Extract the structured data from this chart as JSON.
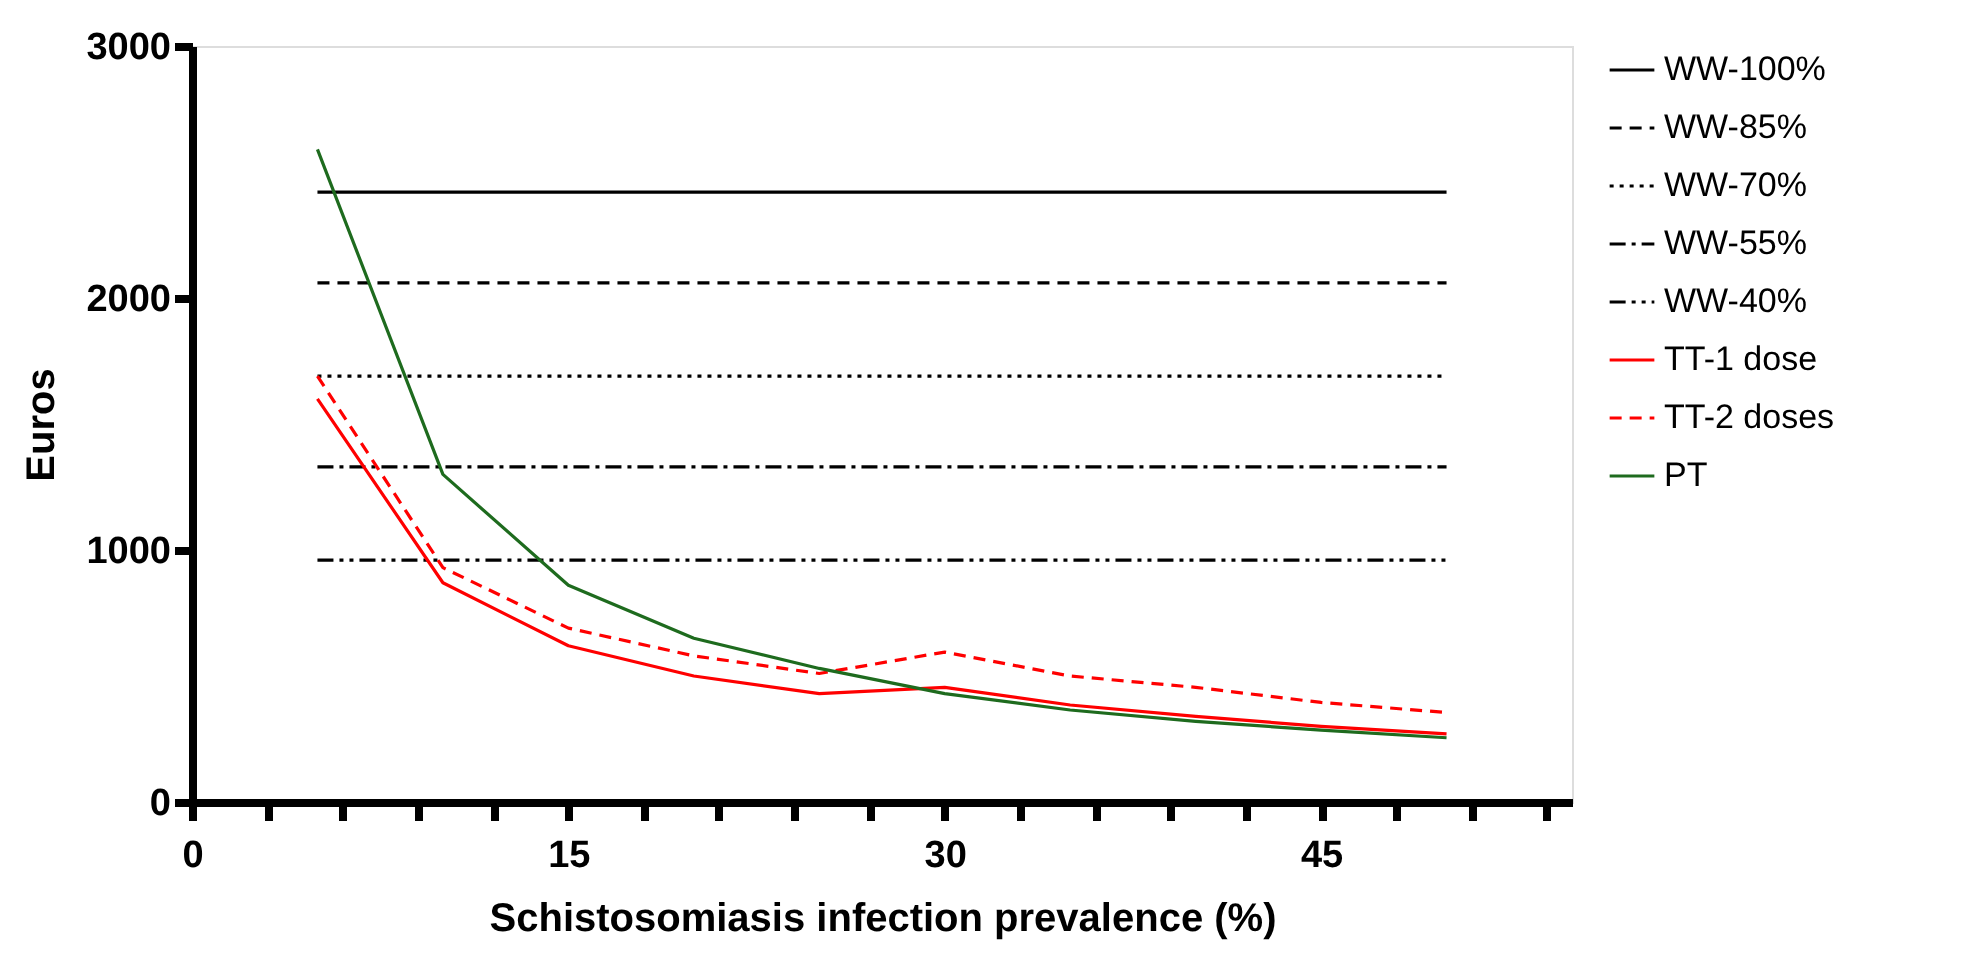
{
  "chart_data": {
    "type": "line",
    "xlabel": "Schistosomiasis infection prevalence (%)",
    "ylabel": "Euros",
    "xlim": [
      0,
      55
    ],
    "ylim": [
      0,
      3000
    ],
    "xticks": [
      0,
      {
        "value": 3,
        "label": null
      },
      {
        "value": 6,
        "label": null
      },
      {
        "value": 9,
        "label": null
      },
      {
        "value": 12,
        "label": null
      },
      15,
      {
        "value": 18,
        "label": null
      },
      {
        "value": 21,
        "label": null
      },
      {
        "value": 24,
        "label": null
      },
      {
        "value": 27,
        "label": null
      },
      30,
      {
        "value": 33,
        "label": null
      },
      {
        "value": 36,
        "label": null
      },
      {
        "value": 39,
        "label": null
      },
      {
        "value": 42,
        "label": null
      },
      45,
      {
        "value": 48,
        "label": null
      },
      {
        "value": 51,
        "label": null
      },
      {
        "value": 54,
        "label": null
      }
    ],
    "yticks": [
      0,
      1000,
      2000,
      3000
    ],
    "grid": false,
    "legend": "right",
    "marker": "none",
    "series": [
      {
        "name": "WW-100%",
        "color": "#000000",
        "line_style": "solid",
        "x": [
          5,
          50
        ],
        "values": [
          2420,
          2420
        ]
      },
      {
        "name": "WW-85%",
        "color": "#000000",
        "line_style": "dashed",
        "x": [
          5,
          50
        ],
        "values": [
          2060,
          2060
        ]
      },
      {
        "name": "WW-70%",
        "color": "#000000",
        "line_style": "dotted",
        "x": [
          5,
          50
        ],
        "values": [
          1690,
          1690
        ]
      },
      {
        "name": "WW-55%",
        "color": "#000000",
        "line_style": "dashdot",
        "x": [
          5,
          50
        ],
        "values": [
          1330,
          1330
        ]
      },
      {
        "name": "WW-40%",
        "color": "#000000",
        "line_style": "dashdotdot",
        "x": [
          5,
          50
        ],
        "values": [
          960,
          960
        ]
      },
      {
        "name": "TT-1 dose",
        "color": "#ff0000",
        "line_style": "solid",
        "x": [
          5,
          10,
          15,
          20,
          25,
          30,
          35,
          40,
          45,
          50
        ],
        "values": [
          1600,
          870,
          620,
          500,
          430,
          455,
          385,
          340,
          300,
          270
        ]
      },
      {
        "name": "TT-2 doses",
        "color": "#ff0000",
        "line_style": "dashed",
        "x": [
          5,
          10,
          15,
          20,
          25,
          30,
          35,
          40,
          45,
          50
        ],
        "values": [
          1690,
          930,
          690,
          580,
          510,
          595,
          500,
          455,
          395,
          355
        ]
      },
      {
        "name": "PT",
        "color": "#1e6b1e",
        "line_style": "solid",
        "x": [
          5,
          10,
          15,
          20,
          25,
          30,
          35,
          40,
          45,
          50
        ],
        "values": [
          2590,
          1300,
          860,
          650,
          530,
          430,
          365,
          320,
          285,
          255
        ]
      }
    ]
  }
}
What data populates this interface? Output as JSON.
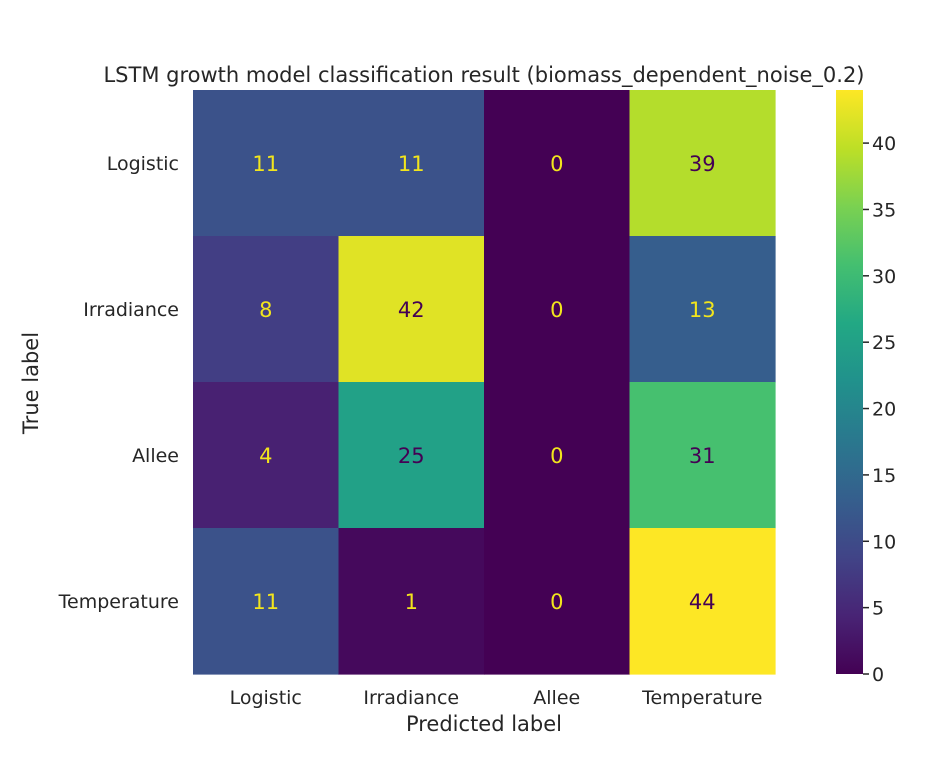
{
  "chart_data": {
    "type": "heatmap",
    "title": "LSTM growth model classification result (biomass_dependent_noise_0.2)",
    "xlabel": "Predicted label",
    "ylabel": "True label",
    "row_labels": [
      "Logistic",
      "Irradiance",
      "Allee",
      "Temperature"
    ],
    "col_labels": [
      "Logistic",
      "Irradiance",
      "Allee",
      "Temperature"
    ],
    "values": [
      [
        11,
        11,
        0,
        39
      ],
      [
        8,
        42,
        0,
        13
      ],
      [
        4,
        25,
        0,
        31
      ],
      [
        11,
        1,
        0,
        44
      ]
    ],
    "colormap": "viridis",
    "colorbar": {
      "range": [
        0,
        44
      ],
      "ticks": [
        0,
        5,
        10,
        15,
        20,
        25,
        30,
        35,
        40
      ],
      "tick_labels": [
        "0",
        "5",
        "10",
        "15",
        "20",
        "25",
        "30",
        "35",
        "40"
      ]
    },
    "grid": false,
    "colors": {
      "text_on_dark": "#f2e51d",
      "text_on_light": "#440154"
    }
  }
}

━━━━━━━━━━

**DIRECTIVE**
Return the material word for word. Pictures are not part of the copy.

**EXERCISE ANSWER**
Extract the structured data from this chart as JSON.
{
  "chart_data": {
    "type": "line",
    "xlabel": "Schistosomiasis infection prevalence (%)",
    "ylabel": "Euros",
    "xlim": [
      0,
      55
    ],
    "ylim": [
      0,
      3000
    ],
    "xticks": [
      0,
      {
        "value": 3,
        "label": null
      },
      {
        "value": 6,
        "label": null
      },
      {
        "value": 9,
        "label": null
      },
      {
        "value": 12,
        "label": null
      },
      15,
      {
        "value": 18,
        "label": null
      },
      {
        "value": 21,
        "label": null
      },
      {
        "value": 24,
        "label": null
      },
      {
        "value": 27,
        "label": null
      },
      30,
      {
        "value": 33,
        "label": null
      },
      {
        "value": 36,
        "label": null
      },
      {
        "value": 39,
        "label": null
      },
      {
        "value": 42,
        "label": null
      },
      45,
      {
        "value": 48,
        "label": null
      },
      {
        "value": 51,
        "label": null
      },
      {
        "value": 54,
        "label": null
      }
    ],
    "yticks": [
      0,
      1000,
      2000,
      3000
    ],
    "grid": false,
    "legend": "right",
    "marker": "none",
    "series": [
      {
        "name": "WW-100%",
        "color": "#000000",
        "line_style": "solid",
        "x": [
          5,
          50
        ],
        "values": [
          2420,
          2420
        ]
      },
      {
        "name": "WW-85%",
        "color": "#000000",
        "line_style": "dashed",
        "x": [
          5,
          50
        ],
        "values": [
          2060,
          2060
        ]
      },
      {
        "name": "WW-70%",
        "color": "#000000",
        "line_style": "dotted",
        "x": [
          5,
          50
        ],
        "values": [
          1690,
          1690
        ]
      },
      {
        "name": "WW-55%",
        "color": "#000000",
        "line_style": "dashdot",
        "x": [
          5,
          50
        ],
        "values": [
          1330,
          1330
        ]
      },
      {
        "name": "WW-40%",
        "color": "#000000",
        "line_style": "dashdotdot",
        "x": [
          5,
          50
        ],
        "values": [
          960,
          960
        ]
      },
      {
        "name": "TT-1 dose",
        "color": "#ff0000",
        "line_style": "solid",
        "x": [
          5,
          10,
          15,
          20,
          25,
          30,
          35,
          40,
          45,
          50
        ],
        "values": [
          1600,
          870,
          620,
          500,
          430,
          455,
          385,
          340,
          300,
          270
        ]
      },
      {
        "name": "TT-2 doses",
        "color": "#ff0000",
        "line_style": "dashed",
        "x": [
          5,
          10,
          15,
          20,
          25,
          30,
          35,
          40,
          45,
          50
        ],
        "values": [
          1690,
          930,
          690,
          580,
          510,
          595,
          500,
          455,
          395,
          355
        ]
      },
      {
        "name": "PT",
        "color": "#1e6b1e",
        "line_style": "solid",
        "x": [
          5,
          10,
          15,
          20,
          25,
          30,
          35,
          40,
          45,
          50
        ],
        "values": [
          2590,
          1300,
          860,
          650,
          530,
          430,
          365,
          320,
          285,
          255
        ]
      }
    ]
  }
}
What data populates this interface? Output as JSON.
{
  "chart_data": {
    "type": "heatmap",
    "title": "LSTM growth model classification result (biomass_dependent_noise_0.2)",
    "xlabel": "Predicted label",
    "ylabel": "True label",
    "row_labels": [
      "Logistic",
      "Irradiance",
      "Allee",
      "Temperature"
    ],
    "col_labels": [
      "Logistic",
      "Irradiance",
      "Allee",
      "Temperature"
    ],
    "values": [
      [
        11,
        11,
        0,
        39
      ],
      [
        8,
        42,
        0,
        13
      ],
      [
        4,
        25,
        0,
        31
      ],
      [
        11,
        1,
        0,
        44
      ]
    ],
    "colormap": "viridis",
    "colorbar": {
      "range": [
        0,
        44
      ],
      "ticks": [
        0,
        5,
        10,
        15,
        20,
        25,
        30,
        35,
        40
      ],
      "tick_labels": [
        "0",
        "5",
        "10",
        "15",
        "20",
        "25",
        "30",
        "35",
        "40"
      ]
    },
    "grid": false,
    "colors": {
      "text_on_dark": "#f2e51d",
      "text_on_light": "#440154"
    }
  }
}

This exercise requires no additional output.